Return the data exactly, with all pictures removed.
# Start of INPUT ROWS
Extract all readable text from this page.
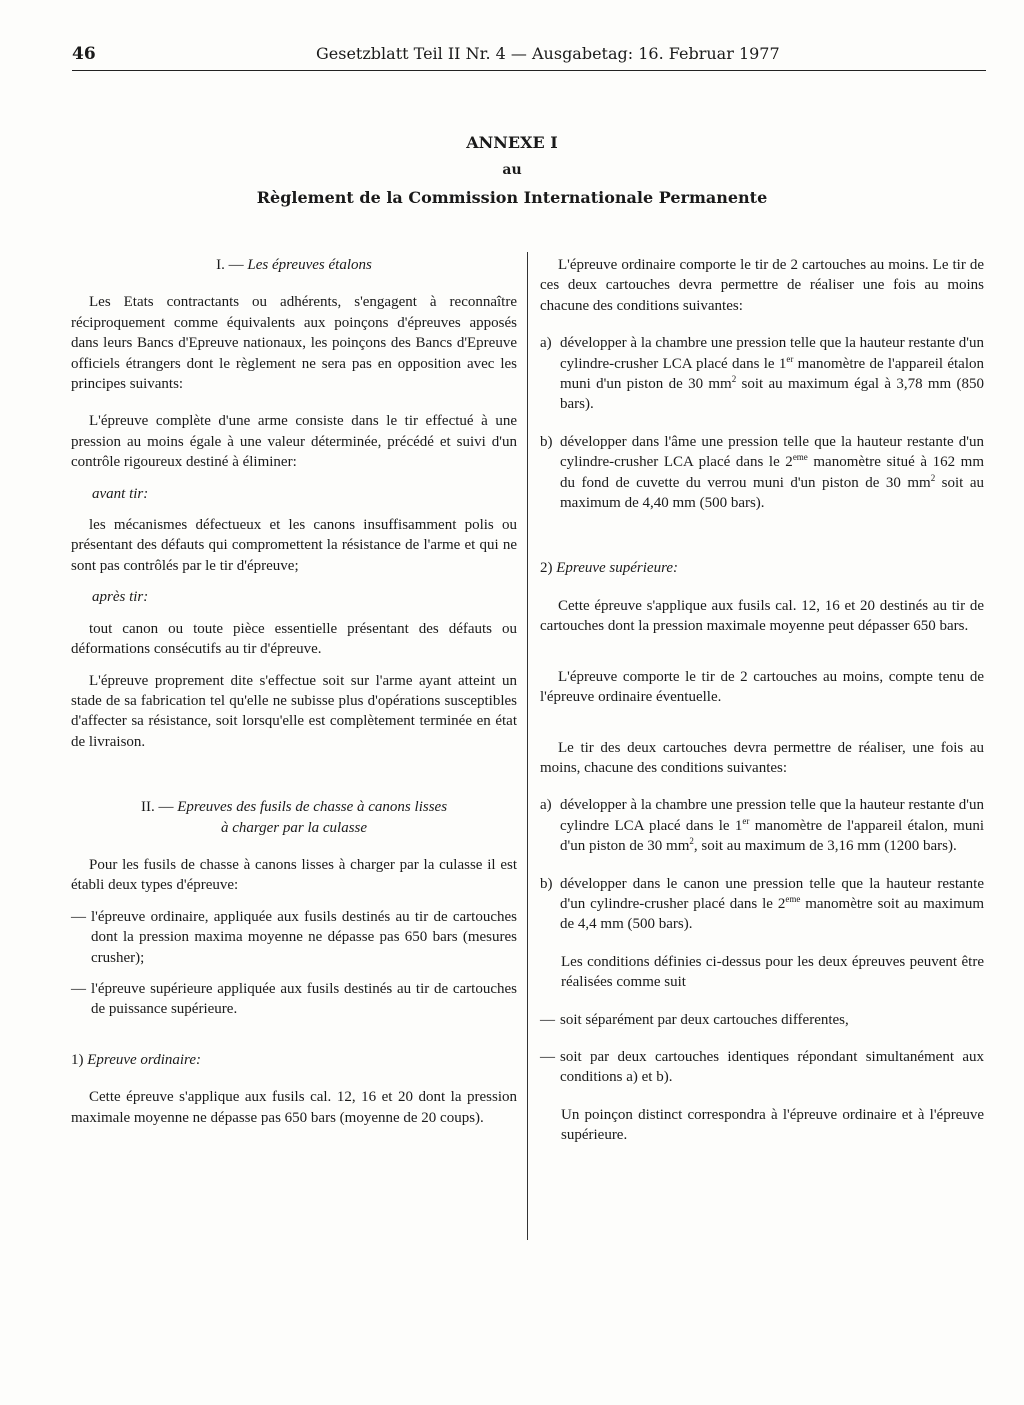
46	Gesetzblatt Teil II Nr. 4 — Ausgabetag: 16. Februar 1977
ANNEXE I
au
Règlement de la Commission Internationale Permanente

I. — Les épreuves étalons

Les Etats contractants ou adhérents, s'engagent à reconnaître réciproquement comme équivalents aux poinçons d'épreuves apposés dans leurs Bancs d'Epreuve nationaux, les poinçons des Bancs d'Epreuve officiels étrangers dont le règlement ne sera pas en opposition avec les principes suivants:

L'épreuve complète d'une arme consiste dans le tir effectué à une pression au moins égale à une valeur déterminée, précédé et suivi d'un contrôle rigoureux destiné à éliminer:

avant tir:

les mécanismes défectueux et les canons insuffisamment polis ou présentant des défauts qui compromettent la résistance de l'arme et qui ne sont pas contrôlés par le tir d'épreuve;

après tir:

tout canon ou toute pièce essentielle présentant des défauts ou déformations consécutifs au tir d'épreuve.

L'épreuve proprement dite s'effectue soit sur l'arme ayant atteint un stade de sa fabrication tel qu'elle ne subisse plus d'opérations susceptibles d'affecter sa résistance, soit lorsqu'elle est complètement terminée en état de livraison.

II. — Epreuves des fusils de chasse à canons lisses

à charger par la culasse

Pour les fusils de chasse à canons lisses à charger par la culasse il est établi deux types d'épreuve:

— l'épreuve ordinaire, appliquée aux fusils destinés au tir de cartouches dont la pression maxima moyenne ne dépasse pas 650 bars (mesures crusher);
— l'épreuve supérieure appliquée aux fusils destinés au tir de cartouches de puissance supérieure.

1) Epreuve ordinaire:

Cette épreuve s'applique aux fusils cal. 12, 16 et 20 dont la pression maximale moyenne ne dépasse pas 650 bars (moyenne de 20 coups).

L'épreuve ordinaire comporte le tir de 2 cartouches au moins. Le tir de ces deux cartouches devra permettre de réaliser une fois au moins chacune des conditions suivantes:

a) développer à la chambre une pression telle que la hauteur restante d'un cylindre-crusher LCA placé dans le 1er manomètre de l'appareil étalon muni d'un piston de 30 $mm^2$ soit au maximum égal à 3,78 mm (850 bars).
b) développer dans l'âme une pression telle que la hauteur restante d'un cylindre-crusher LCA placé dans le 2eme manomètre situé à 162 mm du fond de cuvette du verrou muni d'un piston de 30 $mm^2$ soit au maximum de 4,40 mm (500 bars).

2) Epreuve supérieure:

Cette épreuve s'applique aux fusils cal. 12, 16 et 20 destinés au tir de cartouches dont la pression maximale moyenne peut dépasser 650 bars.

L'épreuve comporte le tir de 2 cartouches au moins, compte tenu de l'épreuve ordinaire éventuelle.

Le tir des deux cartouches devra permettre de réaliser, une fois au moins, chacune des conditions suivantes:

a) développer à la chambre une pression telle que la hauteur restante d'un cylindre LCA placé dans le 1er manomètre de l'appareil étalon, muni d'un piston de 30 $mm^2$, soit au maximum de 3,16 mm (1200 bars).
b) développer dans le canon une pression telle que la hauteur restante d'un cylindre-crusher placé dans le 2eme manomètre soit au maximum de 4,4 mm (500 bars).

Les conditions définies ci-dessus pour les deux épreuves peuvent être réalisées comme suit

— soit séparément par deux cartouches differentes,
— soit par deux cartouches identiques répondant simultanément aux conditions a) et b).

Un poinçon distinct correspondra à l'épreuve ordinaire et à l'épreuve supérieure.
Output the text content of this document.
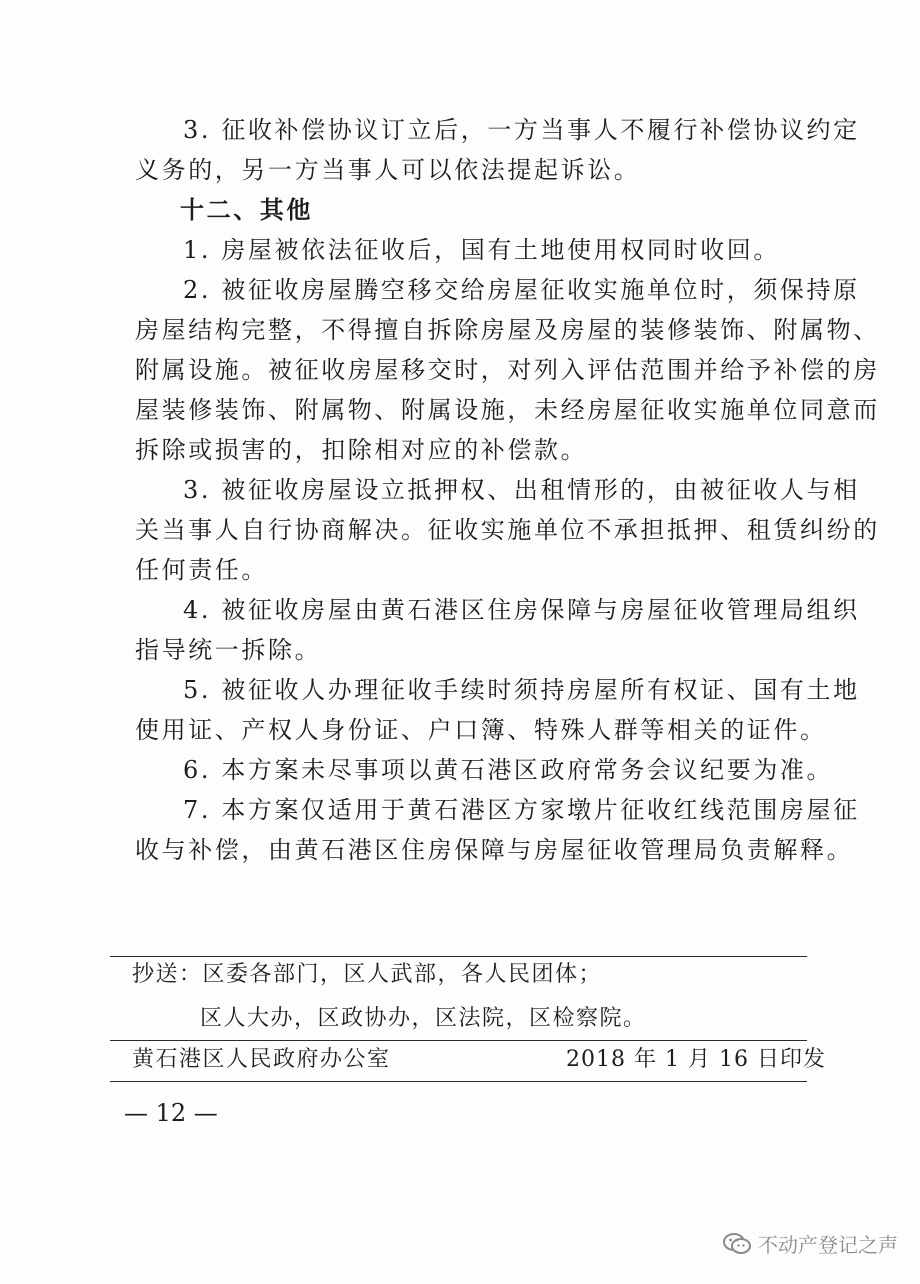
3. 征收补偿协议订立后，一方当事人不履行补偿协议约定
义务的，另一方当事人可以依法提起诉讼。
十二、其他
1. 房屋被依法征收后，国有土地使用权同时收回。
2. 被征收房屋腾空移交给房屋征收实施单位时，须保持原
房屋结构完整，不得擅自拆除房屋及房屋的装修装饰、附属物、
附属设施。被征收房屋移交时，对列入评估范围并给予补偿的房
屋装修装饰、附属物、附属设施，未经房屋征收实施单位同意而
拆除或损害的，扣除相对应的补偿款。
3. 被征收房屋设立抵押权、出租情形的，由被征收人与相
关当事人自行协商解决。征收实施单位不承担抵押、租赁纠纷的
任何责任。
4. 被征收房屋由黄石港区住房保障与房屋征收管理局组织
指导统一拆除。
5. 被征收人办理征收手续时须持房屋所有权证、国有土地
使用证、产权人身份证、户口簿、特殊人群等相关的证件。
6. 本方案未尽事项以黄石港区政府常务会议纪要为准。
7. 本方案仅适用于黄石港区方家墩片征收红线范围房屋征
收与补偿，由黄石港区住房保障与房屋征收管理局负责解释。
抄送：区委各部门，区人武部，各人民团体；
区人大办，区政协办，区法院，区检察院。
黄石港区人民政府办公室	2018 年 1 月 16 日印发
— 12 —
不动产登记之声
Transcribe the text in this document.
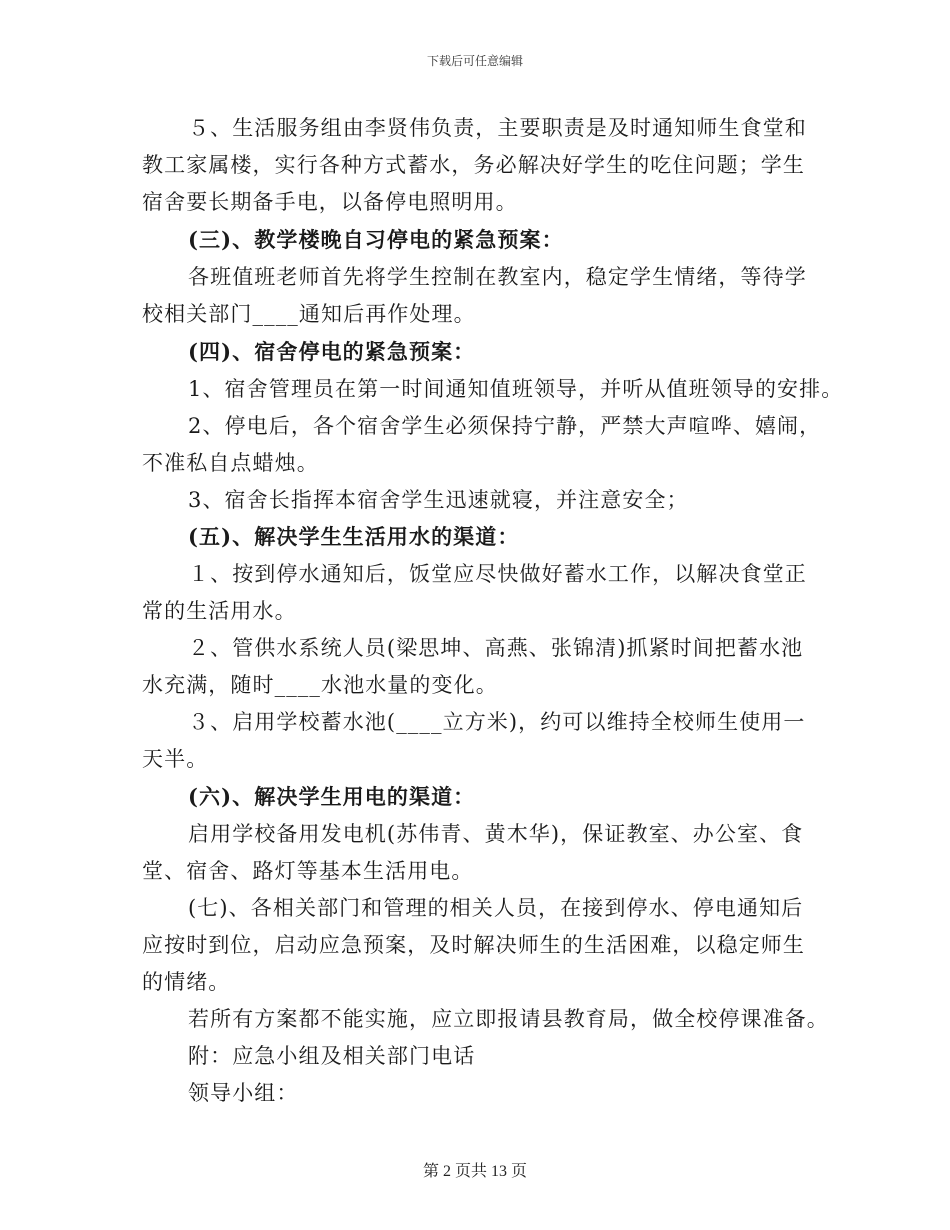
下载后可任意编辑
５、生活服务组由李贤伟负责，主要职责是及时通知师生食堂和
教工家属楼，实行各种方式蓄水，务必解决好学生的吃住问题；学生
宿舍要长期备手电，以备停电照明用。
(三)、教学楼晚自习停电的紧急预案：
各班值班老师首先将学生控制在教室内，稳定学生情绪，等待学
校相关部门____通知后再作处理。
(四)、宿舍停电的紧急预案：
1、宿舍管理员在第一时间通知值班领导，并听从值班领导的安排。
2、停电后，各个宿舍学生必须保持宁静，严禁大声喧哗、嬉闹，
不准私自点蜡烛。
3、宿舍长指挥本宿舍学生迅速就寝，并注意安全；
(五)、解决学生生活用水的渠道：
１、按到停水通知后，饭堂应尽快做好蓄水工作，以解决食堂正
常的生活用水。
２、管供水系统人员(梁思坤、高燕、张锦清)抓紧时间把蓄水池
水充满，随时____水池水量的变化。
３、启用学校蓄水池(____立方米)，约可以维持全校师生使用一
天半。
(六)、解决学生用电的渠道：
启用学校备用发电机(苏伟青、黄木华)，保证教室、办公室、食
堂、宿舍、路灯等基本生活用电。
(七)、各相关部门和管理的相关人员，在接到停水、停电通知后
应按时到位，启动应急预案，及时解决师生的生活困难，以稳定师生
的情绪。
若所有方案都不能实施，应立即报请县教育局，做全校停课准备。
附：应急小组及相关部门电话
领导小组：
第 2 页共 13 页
# End of INPUT ROWS
## EXERCISE OUTPUT
Extract all readable text from this page.
46	Gesetzblatt Teil II Nr. 4 — Ausgabetag: 16. Februar 1977
ANNEXE I
au
Règlement de la Commission Internationale Permanente

I. — Les épreuves étalons

Les Etats contractants ou adhérents, s'engagent à reconnaître réciproquement comme équivalents aux poinçons d'épreuves apposés dans leurs Bancs d'Epreuve nationaux, les poinçons des Bancs d'Epreuve officiels étrangers dont le règlement ne sera pas en opposition avec les principes suivants:

L'épreuve complète d'une arme consiste dans le tir effectué à une pression au moins égale à une valeur déterminée, précédé et suivi d'un contrôle rigoureux destiné à éliminer:

avant tir:

les mécanismes défectueux et les canons insuffisamment polis ou présentant des défauts qui compromettent la résistance de l'arme et qui ne sont pas contrôlés par le tir d'épreuve;

après tir:

tout canon ou toute pièce essentielle présentant des défauts ou déformations consécutifs au tir d'épreuve.

L'épreuve proprement dite s'effectue soit sur l'arme ayant atteint un stade de sa fabrication tel qu'elle ne subisse plus d'opérations susceptibles d'affecter sa résistance, soit lorsqu'elle est complètement terminée en état de livraison.

II. — Epreuves des fusils de chasse à canons lisses

à charger par la culasse

Pour les fusils de chasse à canons lisses à charger par la culasse il est établi deux types d'épreuve:

— l'épreuve ordinaire, appliquée aux fusils destinés au tir de cartouches dont la pression maxima moyenne ne dépasse pas 650 bars (mesures crusher);
— l'épreuve supérieure appliquée aux fusils destinés au tir de cartouches de puissance supérieure.

1) Epreuve ordinaire:

Cette épreuve s'applique aux fusils cal. 12, 16 et 20 dont la pression maximale moyenne ne dépasse pas 650 bars (moyenne de 20 coups).

L'épreuve ordinaire comporte le tir de 2 cartouches au moins. Le tir de ces deux cartouches devra permettre de réaliser une fois au moins chacune des conditions suivantes:

a) développer à la chambre une pression telle que la hauteur restante d'un cylindre-crusher LCA placé dans le 1er manomètre de l'appareil étalon muni d'un piston de 30 $mm^2$ soit au maximum égal à 3,78 mm (850 bars).
b) développer dans l'âme une pression telle que la hauteur restante d'un cylindre-crusher LCA placé dans le 2eme manomètre situé à 162 mm du fond de cuvette du verrou muni d'un piston de 30 $mm^2$ soit au maximum de 4,40 mm (500 bars).

2) Epreuve supérieure:

Cette épreuve s'applique aux fusils cal. 12, 16 et 20 destinés au tir de cartouches dont la pression maximale moyenne peut dépasser 650 bars.

L'épreuve comporte le tir de 2 cartouches au moins, compte tenu de l'épreuve ordinaire éventuelle.

Le tir des deux cartouches devra permettre de réaliser, une fois au moins, chacune des conditions suivantes:

a) développer à la chambre une pression telle que la hauteur restante d'un cylindre LCA placé dans le 1er manomètre de l'appareil étalon, muni d'un piston de 30 $mm^2$, soit au maximum de 3,16 mm (1200 bars).
b) développer dans le canon une pression telle que la hauteur restante d'un cylindre-crusher placé dans le 2eme manomètre soit au maximum de 4,4 mm (500 bars).

Les conditions définies ci-dessus pour les deux épreuves peuvent être réalisées comme suit

— soit séparément par deux cartouches differentes,
— soit par deux cartouches identiques répondant simultanément aux conditions a) et b).

Un poinçon distinct correspondra à l'épreuve ordinaire et à l'épreuve supérieure.
Output the text content of this document.
3. 征收补偿协议订立后，一方当事人不履行补偿协议约定
义务的，另一方当事人可以依法提起诉讼。
十二、其他
1. 房屋被依法征收后，国有土地使用权同时收回。
2. 被征收房屋腾空移交给房屋征收实施单位时，须保持原
房屋结构完整，不得擅自拆除房屋及房屋的装修装饰、附属物、
附属设施。被征收房屋移交时，对列入评估范围并给予补偿的房
屋装修装饰、附属物、附属设施，未经房屋征收实施单位同意而
拆除或损害的，扣除相对应的补偿款。
3. 被征收房屋设立抵押权、出租情形的，由被征收人与相
关当事人自行协商解决。征收实施单位不承担抵押、租赁纠纷的
任何责任。
4. 被征收房屋由黄石港区住房保障与房屋征收管理局组织
指导统一拆除。
5. 被征收人办理征收手续时须持房屋所有权证、国有土地
使用证、产权人身份证、户口簿、特殊人群等相关的证件。
6. 本方案未尽事项以黄石港区政府常务会议纪要为准。
7. 本方案仅适用于黄石港区方家墩片征收红线范围房屋征
收与补偿，由黄石港区住房保障与房屋征收管理局负责解释。
抄送：区委各部门，区人武部，各人民团体；
区人大办，区政协办，区法院，区检察院。
黄石港区人民政府办公室	2018 年 1 月 16 日印发
— 12 —
不动产登记之声
Transcribe the text in this document.
下载后可任意编辑
５、生活服务组由李贤伟负责，主要职责是及时通知师生食堂和
教工家属楼，实行各种方式蓄水，务必解决好学生的吃住问题；学生
宿舍要长期备手电，以备停电照明用。
(三)、教学楼晚自习停电的紧急预案：
各班值班老师首先将学生控制在教室内，稳定学生情绪，等待学
校相关部门____通知后再作处理。
(四)、宿舍停电的紧急预案：
1、宿舍管理员在第一时间通知值班领导，并听从值班领导的安排。
2、停电后，各个宿舍学生必须保持宁静，严禁大声喧哗、嬉闹，
不准私自点蜡烛。
3、宿舍长指挥本宿舍学生迅速就寝，并注意安全；
(五)、解决学生生活用水的渠道：
１、按到停水通知后，饭堂应尽快做好蓄水工作，以解决食堂正
常的生活用水。
２、管供水系统人员(梁思坤、高燕、张锦清)抓紧时间把蓄水池
水充满，随时____水池水量的变化。
３、启用学校蓄水池(____立方米)，约可以维持全校师生使用一
天半。
(六)、解决学生用电的渠道：
启用学校备用发电机(苏伟青、黄木华)，保证教室、办公室、食
堂、宿舍、路灯等基本生活用电。
(七)、各相关部门和管理的相关人员，在接到停水、停电通知后
应按时到位，启动应急预案，及时解决师生的生活困难，以稳定师生
的情绪。
若所有方案都不能实施，应立即报请县教育局，做全校停课准备。
附：应急小组及相关部门电话
领导小组：
第 2 页共 13 页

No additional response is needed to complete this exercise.